**WORK REQUIRED:**
In the listing below, locate the lines that hold "utan" and copy them.

^^^^

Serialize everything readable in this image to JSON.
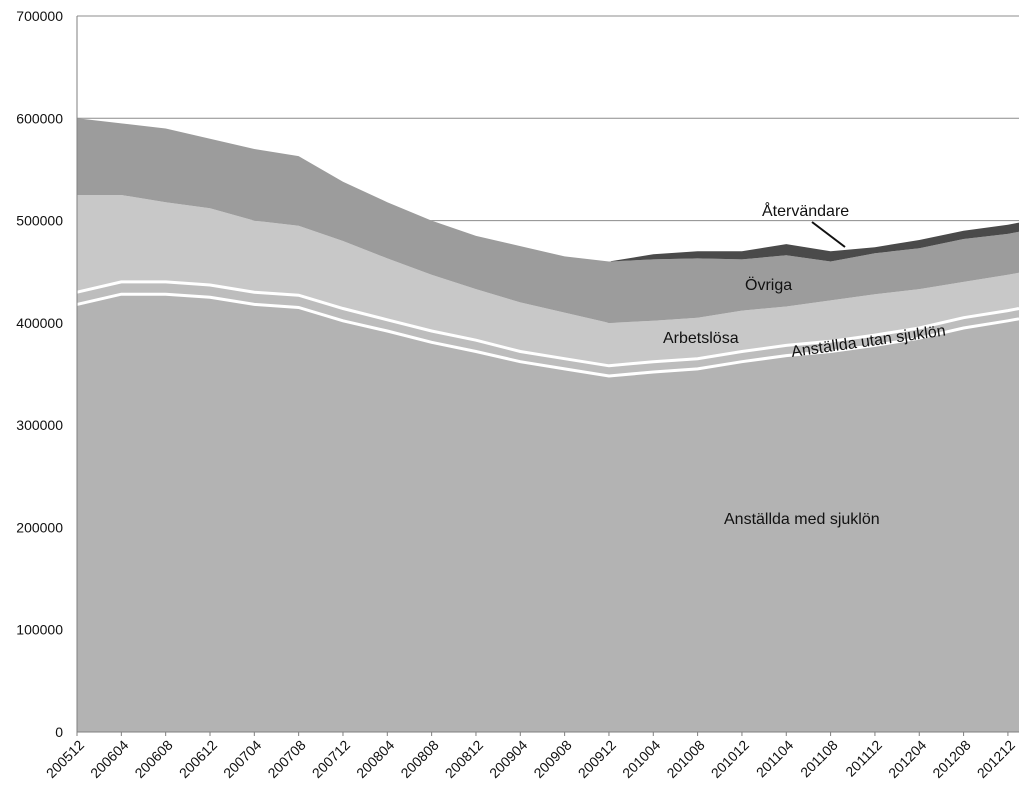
{
  "chart_data": {
    "type": "area",
    "stacked": true,
    "title": "",
    "xlabel": "",
    "ylabel": "",
    "ylim": [
      0,
      700000
    ],
    "y_ticks": [
      "0",
      "100000",
      "200000",
      "300000",
      "400000",
      "500000",
      "600000",
      "700000"
    ],
    "grid": true,
    "legend": "none (direct labels)",
    "x_tick_labels": [
      "200512",
      "200604",
      "200608",
      "200612",
      "200704",
      "200708",
      "200712",
      "200804",
      "200808",
      "200812",
      "200904",
      "200908",
      "200912",
      "201004",
      "201008",
      "201012",
      "201104",
      "201108",
      "201112",
      "201204",
      "201208",
      "201212"
    ],
    "x_anchor_index": [
      0,
      4,
      8,
      12,
      16,
      20,
      24,
      28,
      32,
      36,
      40,
      44,
      48,
      52,
      56,
      60,
      64,
      68,
      72,
      76,
      80,
      84,
      85
    ],
    "series": [
      {
        "name": "Anställda med sjuklön",
        "color": "#b3b3b3",
        "values": [
          418000,
          428000,
          428000,
          425000,
          418000,
          415000,
          402000,
          392000,
          381000,
          372000,
          362000,
          355000,
          348000,
          352000,
          355000,
          362000,
          368000,
          372000,
          378000,
          385000,
          395000,
          402000,
          404000
        ]
      },
      {
        "name": "Anställda utan sjuklön",
        "color": "#bdbdbd",
        "values": [
          12000,
          12000,
          12000,
          12000,
          12000,
          12000,
          12000,
          11000,
          11000,
          11000,
          10000,
          10000,
          10000,
          10000,
          10000,
          10000,
          10000,
          10000,
          10000,
          10000,
          10000,
          10000,
          10000
        ]
      },
      {
        "name": "Arbetslösa",
        "color": "#c8c8c8",
        "values": [
          95000,
          85000,
          78000,
          75000,
          70000,
          68000,
          66000,
          60000,
          55000,
          50000,
          48000,
          45000,
          42000,
          40000,
          40000,
          40000,
          38000,
          40000,
          40000,
          38000,
          35000,
          35000,
          35000
        ]
      },
      {
        "name": "Övriga",
        "color": "#9c9c9c",
        "values": [
          75000,
          70000,
          72000,
          68000,
          70000,
          68000,
          58000,
          55000,
          53000,
          52000,
          55000,
          55000,
          60000,
          60000,
          58000,
          50000,
          50000,
          38000,
          40000,
          40000,
          42000,
          40000,
          40000
        ]
      },
      {
        "name": "Återvändare",
        "color": "#4a4a4a",
        "values": [
          0,
          0,
          0,
          0,
          0,
          0,
          0,
          0,
          0,
          0,
          0,
          0,
          0,
          5000,
          7000,
          8000,
          11000,
          10000,
          6000,
          8000,
          8000,
          9000,
          9000
        ]
      }
    ],
    "annotations": [
      {
        "text": "Återvändare"
      },
      {
        "text": "Övriga"
      },
      {
        "text": "Arbetslösa"
      },
      {
        "text": "Anställda utan sjuklön"
      },
      {
        "text": "Anställda med sjuklön"
      }
    ]
  }
}
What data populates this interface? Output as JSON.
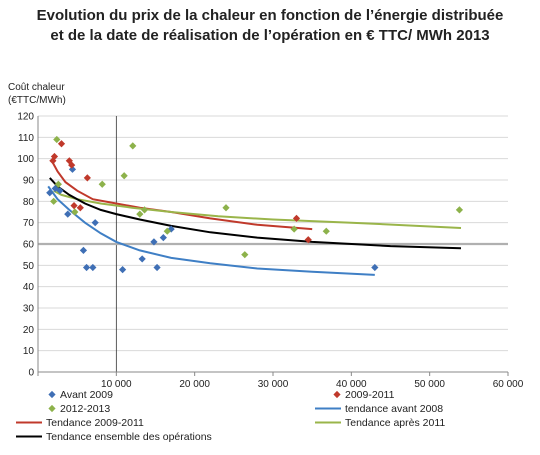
{
  "title": {
    "line1": "Evolution du prix de la chaleur en fonction de l’énergie distribuée",
    "line2": "et de la date de réalisation de l’opération en € TTC/ MWh 2013"
  },
  "chart_data": {
    "type": "scatter",
    "ylabel_line1": "Coût chaleur",
    "ylabel_line2": "(€TTC/MWh)",
    "xlabel": "",
    "xlim": [
      0,
      60000
    ],
    "ylim": [
      0,
      120
    ],
    "x_ticks": [
      {
        "value": 0,
        "label": ""
      },
      {
        "value": 10000,
        "label": "10 000"
      },
      {
        "value": 20000,
        "label": "20 000"
      },
      {
        "value": 30000,
        "label": "30 000"
      },
      {
        "value": 40000,
        "label": "40 000"
      },
      {
        "value": 50000,
        "label": "50 000"
      },
      {
        "value": 60000,
        "label": "60 000"
      }
    ],
    "y_ticks": [
      0,
      10,
      20,
      30,
      40,
      50,
      60,
      70,
      80,
      90,
      100,
      110,
      120
    ],
    "grid": "horizontal",
    "reference_lines": [
      {
        "axis": "x",
        "value": 10000,
        "color": "#333333"
      },
      {
        "axis": "y",
        "value": 60,
        "color": "#b0b0b0"
      }
    ],
    "series": [
      {
        "name": "Avant 2009",
        "kind": "points",
        "color": "#3f6fb5",
        "points": [
          [
            1500,
            84
          ],
          [
            2200,
            86
          ],
          [
            2800,
            85
          ],
          [
            3800,
            74
          ],
          [
            4400,
            95
          ],
          [
            5800,
            57
          ],
          [
            6200,
            49
          ],
          [
            7000,
            49
          ],
          [
            7300,
            70
          ],
          [
            10800,
            48
          ],
          [
            13300,
            53
          ],
          [
            14800,
            61
          ],
          [
            15200,
            49
          ],
          [
            16000,
            63
          ],
          [
            17000,
            67
          ],
          [
            43000,
            49
          ]
        ]
      },
      {
        "name": "2009-2011",
        "kind": "points",
        "color": "#c0392b",
        "points": [
          [
            1900,
            99
          ],
          [
            2100,
            101
          ],
          [
            3000,
            107
          ],
          [
            4000,
            99
          ],
          [
            4300,
            97
          ],
          [
            4600,
            78
          ],
          [
            5400,
            77
          ],
          [
            6300,
            91
          ],
          [
            33000,
            72
          ],
          [
            34500,
            62
          ]
        ]
      },
      {
        "name": "2012-2013",
        "kind": "points",
        "color": "#8db24b",
        "points": [
          [
            2400,
            109
          ],
          [
            2000,
            80
          ],
          [
            2600,
            88
          ],
          [
            4700,
            75
          ],
          [
            8200,
            88
          ],
          [
            11000,
            92
          ],
          [
            12100,
            106
          ],
          [
            13000,
            74
          ],
          [
            13600,
            76
          ],
          [
            24000,
            77
          ],
          [
            26400,
            55
          ],
          [
            32700,
            67
          ],
          [
            36800,
            66
          ],
          [
            53800,
            76
          ],
          [
            16500,
            66
          ]
        ]
      },
      {
        "name": "tendance avant 2008",
        "kind": "line",
        "color": "#3f7fc5",
        "points": [
          [
            1300,
            87
          ],
          [
            2500,
            81
          ],
          [
            4000,
            76
          ],
          [
            6000,
            70
          ],
          [
            8000,
            65
          ],
          [
            10000,
            61
          ],
          [
            13000,
            57
          ],
          [
            17000,
            53.5
          ],
          [
            22000,
            51
          ],
          [
            28000,
            48.5
          ],
          [
            35000,
            47
          ],
          [
            43000,
            45.5
          ]
        ]
      },
      {
        "name": "Tendance 2009-2011",
        "kind": "line",
        "color": "#c0392b",
        "points": [
          [
            1900,
            98
          ],
          [
            2500,
            94
          ],
          [
            3500,
            89
          ],
          [
            5000,
            85
          ],
          [
            7000,
            81
          ],
          [
            10000,
            79
          ],
          [
            13000,
            77
          ],
          [
            17000,
            75
          ],
          [
            22000,
            72
          ],
          [
            28000,
            69
          ],
          [
            35000,
            67
          ]
        ]
      },
      {
        "name": "Tendance après 2011",
        "kind": "line",
        "color": "#9ab54a",
        "points": [
          [
            2000,
            85
          ],
          [
            3000,
            83
          ],
          [
            5000,
            81
          ],
          [
            8000,
            79
          ],
          [
            12000,
            77
          ],
          [
            17000,
            75
          ],
          [
            23000,
            73
          ],
          [
            30000,
            71.5
          ],
          [
            40000,
            70
          ],
          [
            54000,
            67.5
          ]
        ]
      },
      {
        "name": "Tendance ensemble des opérations",
        "kind": "line",
        "color": "#000000",
        "points": [
          [
            1500,
            91
          ],
          [
            2500,
            87
          ],
          [
            4000,
            83
          ],
          [
            6000,
            79
          ],
          [
            8000,
            76
          ],
          [
            10000,
            74
          ],
          [
            13000,
            71.5
          ],
          [
            17000,
            68.5
          ],
          [
            22000,
            65.5
          ],
          [
            28000,
            63
          ],
          [
            35000,
            61
          ],
          [
            45000,
            59
          ],
          [
            54000,
            58
          ]
        ]
      }
    ],
    "legend": {
      "placement": "bottom",
      "entries": [
        {
          "label": "Avant 2009",
          "marker": "diamond",
          "color": "#3f6fb5"
        },
        {
          "label": "2009-2011",
          "marker": "diamond",
          "color": "#c0392b"
        },
        {
          "label": "2012-2013",
          "marker": "diamond",
          "color": "#8db24b"
        },
        {
          "label": "tendance avant 2008",
          "marker": "line",
          "color": "#3f7fc5"
        },
        {
          "label": "Tendance 2009-2011",
          "marker": "line",
          "color": "#c0392b"
        },
        {
          "label": "Tendance après 2011",
          "marker": "line",
          "color": "#9ab54a"
        },
        {
          "label": "Tendance ensemble des opérations",
          "marker": "line",
          "color": "#000000"
        }
      ]
    }
  }
}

^^^^

**RESPONSE:**
        "name": "Anställda utan sjuklön",
        "text": "Anställda utan sjuklön"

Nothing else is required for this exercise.